* [Task instructions] Reproduce every line of the records below word for word, with nothing changed, added, or left out.

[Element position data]
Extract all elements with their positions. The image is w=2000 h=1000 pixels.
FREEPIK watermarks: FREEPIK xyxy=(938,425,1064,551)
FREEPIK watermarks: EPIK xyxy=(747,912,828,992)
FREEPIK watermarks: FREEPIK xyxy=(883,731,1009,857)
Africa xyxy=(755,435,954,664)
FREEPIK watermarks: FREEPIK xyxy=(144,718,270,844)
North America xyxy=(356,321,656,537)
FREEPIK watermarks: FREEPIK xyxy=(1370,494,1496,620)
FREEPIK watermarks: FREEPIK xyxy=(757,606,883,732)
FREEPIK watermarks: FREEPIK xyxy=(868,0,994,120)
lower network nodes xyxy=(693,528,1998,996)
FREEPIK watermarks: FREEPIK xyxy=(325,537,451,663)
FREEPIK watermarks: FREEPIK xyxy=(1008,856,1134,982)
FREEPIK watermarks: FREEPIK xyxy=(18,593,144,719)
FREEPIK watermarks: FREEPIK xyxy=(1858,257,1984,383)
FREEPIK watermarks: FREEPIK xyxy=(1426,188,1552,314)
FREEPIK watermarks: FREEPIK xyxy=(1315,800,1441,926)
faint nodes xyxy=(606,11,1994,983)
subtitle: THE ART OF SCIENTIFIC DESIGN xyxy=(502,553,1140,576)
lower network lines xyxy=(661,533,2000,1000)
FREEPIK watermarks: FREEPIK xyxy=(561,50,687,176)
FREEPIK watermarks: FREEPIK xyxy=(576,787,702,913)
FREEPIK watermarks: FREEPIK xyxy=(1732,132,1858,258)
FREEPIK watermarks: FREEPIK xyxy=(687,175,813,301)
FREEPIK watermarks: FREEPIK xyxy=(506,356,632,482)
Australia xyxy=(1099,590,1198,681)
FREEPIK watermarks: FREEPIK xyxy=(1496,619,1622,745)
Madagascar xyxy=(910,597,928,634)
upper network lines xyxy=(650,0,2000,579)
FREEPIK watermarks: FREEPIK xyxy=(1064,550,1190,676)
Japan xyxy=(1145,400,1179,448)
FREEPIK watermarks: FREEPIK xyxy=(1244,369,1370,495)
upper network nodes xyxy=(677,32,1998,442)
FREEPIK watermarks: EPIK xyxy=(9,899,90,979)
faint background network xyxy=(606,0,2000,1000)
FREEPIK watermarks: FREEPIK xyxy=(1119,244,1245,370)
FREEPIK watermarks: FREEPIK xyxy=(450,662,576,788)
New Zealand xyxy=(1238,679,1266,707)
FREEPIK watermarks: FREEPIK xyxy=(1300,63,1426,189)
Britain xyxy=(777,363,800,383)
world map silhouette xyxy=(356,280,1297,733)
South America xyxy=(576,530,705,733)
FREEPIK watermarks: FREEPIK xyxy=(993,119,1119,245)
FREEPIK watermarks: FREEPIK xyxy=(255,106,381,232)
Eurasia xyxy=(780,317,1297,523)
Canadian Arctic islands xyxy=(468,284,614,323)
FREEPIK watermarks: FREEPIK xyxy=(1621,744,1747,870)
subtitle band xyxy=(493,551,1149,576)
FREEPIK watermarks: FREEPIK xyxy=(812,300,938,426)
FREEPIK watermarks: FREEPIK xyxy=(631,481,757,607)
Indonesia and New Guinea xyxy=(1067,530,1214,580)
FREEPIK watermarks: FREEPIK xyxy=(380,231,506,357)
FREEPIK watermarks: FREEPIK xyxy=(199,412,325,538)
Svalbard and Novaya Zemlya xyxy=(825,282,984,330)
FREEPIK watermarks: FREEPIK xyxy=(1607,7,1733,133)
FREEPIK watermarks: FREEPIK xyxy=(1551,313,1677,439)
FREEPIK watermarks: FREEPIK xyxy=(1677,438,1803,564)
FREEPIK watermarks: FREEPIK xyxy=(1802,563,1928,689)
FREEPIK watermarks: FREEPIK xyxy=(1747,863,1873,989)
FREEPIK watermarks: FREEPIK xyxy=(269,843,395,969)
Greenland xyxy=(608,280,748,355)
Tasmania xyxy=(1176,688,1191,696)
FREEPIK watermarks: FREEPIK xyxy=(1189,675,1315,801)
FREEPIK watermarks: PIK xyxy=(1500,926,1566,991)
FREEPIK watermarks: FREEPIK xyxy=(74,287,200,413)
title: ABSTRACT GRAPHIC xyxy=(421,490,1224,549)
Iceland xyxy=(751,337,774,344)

* [Complete response]
Extract all elements with their positions. The image is w=2000 h=1000 pixels.
FREEPIK watermarks: FREEPIK xyxy=(938,425,1064,551)
FREEPIK watermarks: EPIK xyxy=(747,912,828,992)
FREEPIK watermarks: FREEPIK xyxy=(883,731,1009,857)
Africa xyxy=(755,435,954,664)
FREEPIK watermarks: FREEPIK xyxy=(144,718,270,844)
North America xyxy=(356,321,656,537)
FREEPIK watermarks: FREEPIK xyxy=(1370,494,1496,620)
FREEPIK watermarks: FREEPIK xyxy=(757,606,883,732)
FREEPIK watermarks: FREEPIK xyxy=(868,0,994,120)
lower network nodes xyxy=(693,528,1998,996)
FREEPIK watermarks: FREEPIK xyxy=(325,537,451,663)
FREEPIK watermarks: FREEPIK xyxy=(1008,856,1134,982)
FREEPIK watermarks: FREEPIK xyxy=(18,593,144,719)
FREEPIK watermarks: FREEPIK xyxy=(1858,257,1984,383)
FREEPIK watermarks: FREEPIK xyxy=(1426,188,1552,314)
FREEPIK watermarks: FREEPIK xyxy=(1315,800,1441,926)
faint nodes xyxy=(606,11,1994,983)
subtitle: THE ART OF SCIENTIFIC DESIGN xyxy=(502,553,1140,576)
lower network lines xyxy=(661,533,2000,1000)
FREEPIK watermarks: FREEPIK xyxy=(561,50,687,176)
FREEPIK watermarks: FREEPIK xyxy=(576,787,702,913)
FREEPIK watermarks: FREEPIK xyxy=(1732,132,1858,258)
FREEPIK watermarks: FREEPIK xyxy=(687,175,813,301)
FREEPIK watermarks: FREEPIK xyxy=(506,356,632,482)
Australia xyxy=(1099,590,1198,681)
FREEPIK watermarks: FREEPIK xyxy=(1496,619,1622,745)
Madagascar xyxy=(910,597,928,634)
upper network lines xyxy=(650,0,2000,579)
FREEPIK watermarks: FREEPIK xyxy=(1064,550,1190,676)
Japan xyxy=(1145,400,1179,448)
FREEPIK watermarks: FREEPIK xyxy=(1244,369,1370,495)
upper network nodes xyxy=(677,32,1998,442)
FREEPIK watermarks: EPIK xyxy=(9,899,90,979)
faint background network xyxy=(606,0,2000,1000)
FREEPIK watermarks: FREEPIK xyxy=(1119,244,1245,370)
FREEPIK watermarks: FREEPIK xyxy=(450,662,576,788)
New Zealand xyxy=(1238,679,1266,707)
FREEPIK watermarks: FREEPIK xyxy=(1300,63,1426,189)
Britain xyxy=(777,363,800,383)
world map silhouette xyxy=(356,280,1297,733)
South America xyxy=(576,530,705,733)
FREEPIK watermarks: FREEPIK xyxy=(993,119,1119,245)
FREEPIK watermarks: FREEPIK xyxy=(255,106,381,232)
Eurasia xyxy=(780,317,1297,523)
Canadian Arctic islands xyxy=(468,284,614,323)
FREEPIK watermarks: FREEPIK xyxy=(1621,744,1747,870)
subtitle band xyxy=(493,551,1149,576)
FREEPIK watermarks: FREEPIK xyxy=(812,300,938,426)
FREEPIK watermarks: FREEPIK xyxy=(631,481,757,607)
Indonesia and New Guinea xyxy=(1067,530,1214,580)
FREEPIK watermarks: FREEPIK xyxy=(380,231,506,357)
FREEPIK watermarks: FREEPIK xyxy=(199,412,325,538)
Svalbard and Novaya Zemlya xyxy=(825,282,984,330)
FREEPIK watermarks: FREEPIK xyxy=(1607,7,1733,133)
FREEPIK watermarks: FREEPIK xyxy=(1551,313,1677,439)
FREEPIK watermarks: FREEPIK xyxy=(1677,438,1803,564)
FREEPIK watermarks: FREEPIK xyxy=(1802,563,1928,689)
FREEPIK watermarks: FREEPIK xyxy=(1747,863,1873,989)
FREEPIK watermarks: FREEPIK xyxy=(269,843,395,969)
Greenland xyxy=(608,280,748,355)
Tasmania xyxy=(1176,688,1191,696)
FREEPIK watermarks: FREEPIK xyxy=(1189,675,1315,801)
FREEPIK watermarks: PIK xyxy=(1500,926,1566,991)
FREEPIK watermarks: FREEPIK xyxy=(74,287,200,413)
title: ABSTRACT GRAPHIC xyxy=(421,490,1224,549)
Iceland xyxy=(751,337,774,344)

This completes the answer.